**What is needed**
Reproduce word for word the portion of the repat parser overview starting with "repat was originally" and going on through "introduced by myself.".

**Selection**
The latest version of this document should be located here. The latest version of repat should be downloadable from here. repat is now using the beta expat 1.95.1. The last version of repat using the stable expat 1.2 can be downloaded from here.
repat is a callback-based RDF parser built on James Clark's expat. It's written in C and should be usable in most environments. It can be used to extract statements from any "valid" RDF Model & Syntax Specification conforming document. I'm using the term "valid" rather loosely. See the sections below for the known "enhancements" that were made to the syntax.
repat was originally based on David Megginson's RDFFilter but has changed signifigantly since it's inception. Any bugs or deficiencies were undoubtedly introduced by myself.
The file rdfparse.h defines the API for repat. Please refer to it for precise details. The following is a very general overview.
Once an RDF parser is created (via RDF_ParserCreate), various handlers can be registered to receive callbacks from the parser when certain events take place. Applications that want to parse XML documents that contain embedded RDF or RDF documents that contain properties with parseType set to "Literal" can also register the standard expat callbacks to receive those "raw" XML events.

**Dataset extract**
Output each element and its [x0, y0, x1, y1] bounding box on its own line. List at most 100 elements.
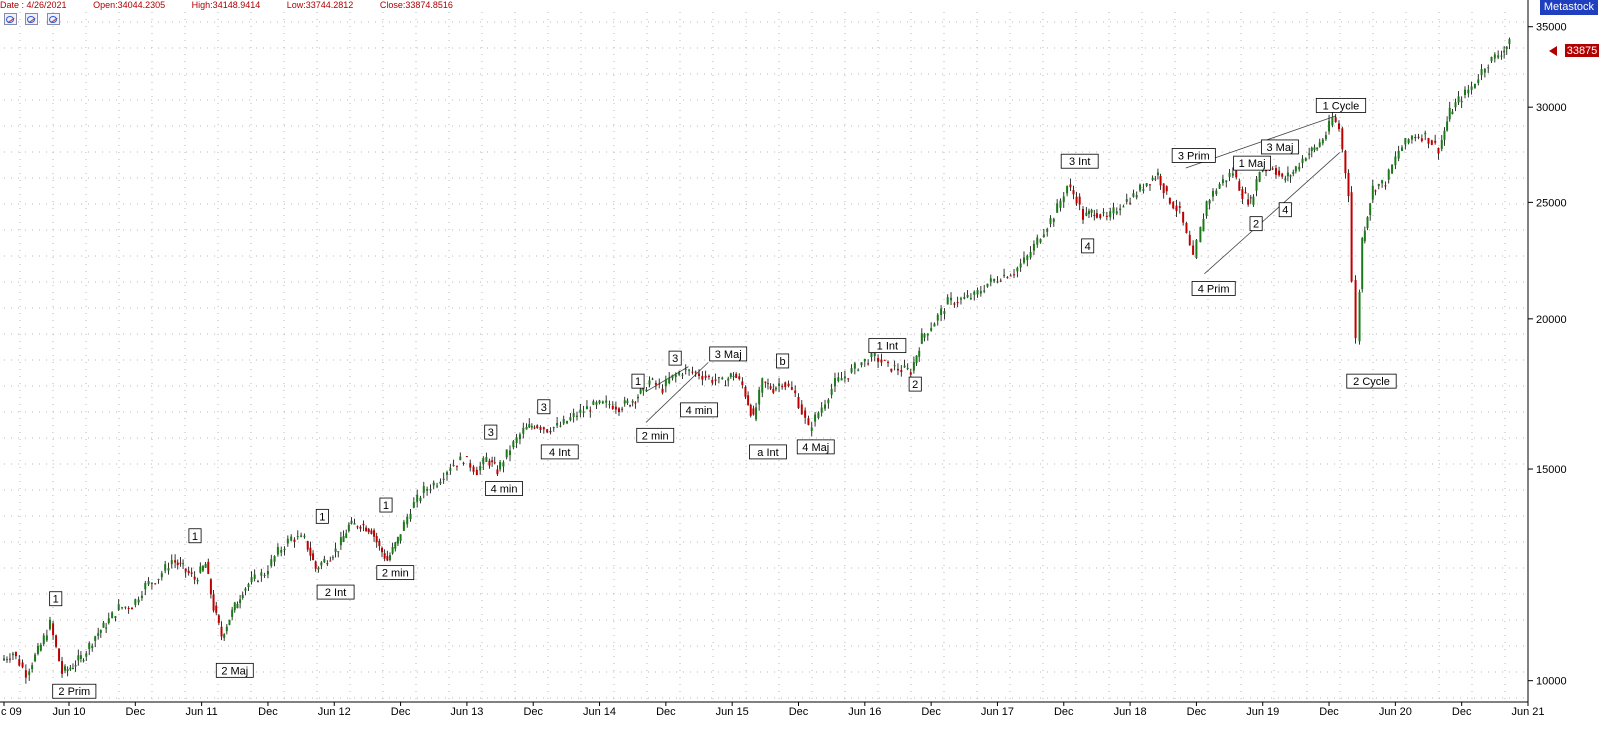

**Completed exercise**
repat was originally based on David Megginson's RDFFilter but has changed signifigantly since it's inception. Any bugs or deficiencies were undoubtedly introduced by myself.